## Request
Wherever the word "findes" appears in the entries, copy the whole line.

(Data entries)
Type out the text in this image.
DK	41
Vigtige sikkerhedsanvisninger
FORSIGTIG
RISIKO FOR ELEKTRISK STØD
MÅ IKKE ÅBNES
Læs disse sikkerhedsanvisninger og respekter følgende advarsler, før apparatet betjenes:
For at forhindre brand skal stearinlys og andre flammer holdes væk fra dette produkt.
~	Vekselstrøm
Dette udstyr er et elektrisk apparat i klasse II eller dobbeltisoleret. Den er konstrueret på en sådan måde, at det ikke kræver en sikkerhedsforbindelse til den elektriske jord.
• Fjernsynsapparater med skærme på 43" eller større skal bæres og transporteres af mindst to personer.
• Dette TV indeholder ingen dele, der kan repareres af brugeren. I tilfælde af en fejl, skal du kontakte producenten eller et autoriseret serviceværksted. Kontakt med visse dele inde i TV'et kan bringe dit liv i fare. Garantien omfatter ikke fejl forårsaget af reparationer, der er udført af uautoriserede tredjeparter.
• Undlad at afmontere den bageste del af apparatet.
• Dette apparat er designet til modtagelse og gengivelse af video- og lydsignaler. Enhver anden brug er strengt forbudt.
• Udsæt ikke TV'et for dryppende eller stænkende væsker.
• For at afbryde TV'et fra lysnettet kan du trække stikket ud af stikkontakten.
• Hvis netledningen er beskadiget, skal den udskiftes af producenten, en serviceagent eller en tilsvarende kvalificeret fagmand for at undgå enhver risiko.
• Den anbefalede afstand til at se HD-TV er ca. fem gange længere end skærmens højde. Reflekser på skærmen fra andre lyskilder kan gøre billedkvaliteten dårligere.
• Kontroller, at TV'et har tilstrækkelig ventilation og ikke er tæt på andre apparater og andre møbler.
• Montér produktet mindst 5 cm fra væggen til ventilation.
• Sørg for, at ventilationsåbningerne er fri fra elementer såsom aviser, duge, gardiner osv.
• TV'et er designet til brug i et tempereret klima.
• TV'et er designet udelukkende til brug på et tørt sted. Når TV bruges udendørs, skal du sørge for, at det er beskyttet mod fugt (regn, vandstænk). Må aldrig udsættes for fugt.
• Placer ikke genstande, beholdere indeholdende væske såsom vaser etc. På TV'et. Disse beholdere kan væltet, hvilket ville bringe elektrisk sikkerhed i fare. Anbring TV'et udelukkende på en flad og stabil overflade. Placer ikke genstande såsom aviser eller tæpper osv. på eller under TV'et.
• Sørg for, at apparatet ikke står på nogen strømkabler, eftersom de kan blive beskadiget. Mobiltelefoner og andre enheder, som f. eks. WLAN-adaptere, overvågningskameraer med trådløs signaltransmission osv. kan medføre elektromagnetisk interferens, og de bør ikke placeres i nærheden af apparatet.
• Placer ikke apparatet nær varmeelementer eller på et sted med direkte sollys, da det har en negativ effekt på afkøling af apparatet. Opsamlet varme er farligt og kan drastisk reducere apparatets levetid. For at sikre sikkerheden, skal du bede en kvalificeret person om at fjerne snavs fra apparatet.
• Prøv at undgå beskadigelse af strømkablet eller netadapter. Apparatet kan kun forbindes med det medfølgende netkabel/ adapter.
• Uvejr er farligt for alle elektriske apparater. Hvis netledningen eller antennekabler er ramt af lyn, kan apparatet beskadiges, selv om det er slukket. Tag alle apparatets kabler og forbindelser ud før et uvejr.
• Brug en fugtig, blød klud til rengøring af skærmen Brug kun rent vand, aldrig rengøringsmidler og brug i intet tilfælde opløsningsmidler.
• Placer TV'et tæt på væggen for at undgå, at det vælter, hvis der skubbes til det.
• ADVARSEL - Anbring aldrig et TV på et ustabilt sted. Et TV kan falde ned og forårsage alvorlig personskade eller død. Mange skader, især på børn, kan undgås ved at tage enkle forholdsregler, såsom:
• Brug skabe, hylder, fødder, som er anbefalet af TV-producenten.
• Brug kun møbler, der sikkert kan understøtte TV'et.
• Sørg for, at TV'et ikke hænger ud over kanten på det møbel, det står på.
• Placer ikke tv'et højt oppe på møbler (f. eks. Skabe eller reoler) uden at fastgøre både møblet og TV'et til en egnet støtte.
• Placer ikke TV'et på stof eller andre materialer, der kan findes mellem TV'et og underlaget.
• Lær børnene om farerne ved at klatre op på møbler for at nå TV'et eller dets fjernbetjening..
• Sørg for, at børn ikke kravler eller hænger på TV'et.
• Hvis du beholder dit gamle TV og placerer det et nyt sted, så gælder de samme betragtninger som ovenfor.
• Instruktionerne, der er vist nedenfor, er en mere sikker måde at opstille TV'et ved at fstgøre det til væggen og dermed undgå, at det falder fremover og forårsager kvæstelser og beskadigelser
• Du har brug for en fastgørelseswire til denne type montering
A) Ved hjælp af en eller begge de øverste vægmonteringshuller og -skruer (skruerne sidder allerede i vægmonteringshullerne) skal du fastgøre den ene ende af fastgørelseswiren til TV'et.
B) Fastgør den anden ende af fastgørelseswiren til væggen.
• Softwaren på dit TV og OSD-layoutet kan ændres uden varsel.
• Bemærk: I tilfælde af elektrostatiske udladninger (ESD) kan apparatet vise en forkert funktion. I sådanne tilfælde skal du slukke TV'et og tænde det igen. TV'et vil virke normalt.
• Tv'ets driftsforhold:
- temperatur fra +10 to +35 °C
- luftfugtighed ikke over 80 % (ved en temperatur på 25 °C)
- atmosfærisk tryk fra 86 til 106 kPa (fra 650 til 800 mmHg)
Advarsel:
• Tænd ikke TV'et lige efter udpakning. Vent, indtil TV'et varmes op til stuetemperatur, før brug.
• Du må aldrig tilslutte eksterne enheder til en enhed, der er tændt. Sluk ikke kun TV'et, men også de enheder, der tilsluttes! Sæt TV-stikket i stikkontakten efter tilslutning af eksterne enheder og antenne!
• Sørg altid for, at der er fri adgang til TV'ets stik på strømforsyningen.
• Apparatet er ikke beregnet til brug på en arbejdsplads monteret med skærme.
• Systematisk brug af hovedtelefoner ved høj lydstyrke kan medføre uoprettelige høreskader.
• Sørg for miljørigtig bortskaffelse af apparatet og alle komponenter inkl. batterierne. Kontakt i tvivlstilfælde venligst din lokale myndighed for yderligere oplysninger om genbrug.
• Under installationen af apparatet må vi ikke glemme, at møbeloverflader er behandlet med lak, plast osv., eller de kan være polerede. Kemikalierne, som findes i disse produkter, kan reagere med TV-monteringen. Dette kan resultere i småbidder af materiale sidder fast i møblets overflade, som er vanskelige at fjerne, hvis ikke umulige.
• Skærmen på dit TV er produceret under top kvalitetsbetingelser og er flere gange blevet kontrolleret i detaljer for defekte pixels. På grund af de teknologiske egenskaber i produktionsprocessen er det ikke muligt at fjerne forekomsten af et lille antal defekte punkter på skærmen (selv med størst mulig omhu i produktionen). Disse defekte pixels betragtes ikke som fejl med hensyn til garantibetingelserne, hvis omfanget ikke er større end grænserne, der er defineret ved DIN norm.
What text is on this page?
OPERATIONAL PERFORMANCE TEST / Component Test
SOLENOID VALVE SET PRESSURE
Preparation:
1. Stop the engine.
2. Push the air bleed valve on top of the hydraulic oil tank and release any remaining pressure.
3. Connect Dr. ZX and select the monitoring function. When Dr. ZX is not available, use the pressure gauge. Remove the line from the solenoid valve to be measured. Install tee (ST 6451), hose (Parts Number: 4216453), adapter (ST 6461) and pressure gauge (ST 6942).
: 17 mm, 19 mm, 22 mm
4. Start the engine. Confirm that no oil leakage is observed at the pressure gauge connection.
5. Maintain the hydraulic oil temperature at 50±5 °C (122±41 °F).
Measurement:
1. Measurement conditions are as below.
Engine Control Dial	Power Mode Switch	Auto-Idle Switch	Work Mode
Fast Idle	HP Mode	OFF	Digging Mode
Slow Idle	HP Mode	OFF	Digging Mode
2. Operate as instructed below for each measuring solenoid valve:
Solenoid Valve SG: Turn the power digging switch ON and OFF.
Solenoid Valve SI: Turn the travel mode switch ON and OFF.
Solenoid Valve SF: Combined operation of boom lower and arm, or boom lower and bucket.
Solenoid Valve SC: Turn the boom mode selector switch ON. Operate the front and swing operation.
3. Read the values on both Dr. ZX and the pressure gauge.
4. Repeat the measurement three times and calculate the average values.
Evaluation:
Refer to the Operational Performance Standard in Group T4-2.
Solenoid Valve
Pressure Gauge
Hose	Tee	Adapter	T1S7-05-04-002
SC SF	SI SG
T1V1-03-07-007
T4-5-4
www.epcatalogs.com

## Task solution
• Placer ikke TV'et på stof eller andre materialer, der kan findes mellem TV'et og underlaget.
• Under installationen af apparatet må vi ikke glemme, at møbeloverflader er behandlet med lak, plast osv., eller de kan være polerede. Kemikalierne, som findes i disse produkter, kan reagere med TV-monteringen. Dette kan resultere i småbidder af materiale sidder fast i møblets overflade, som er vanskelige at fjerne, hvis ikke umulige.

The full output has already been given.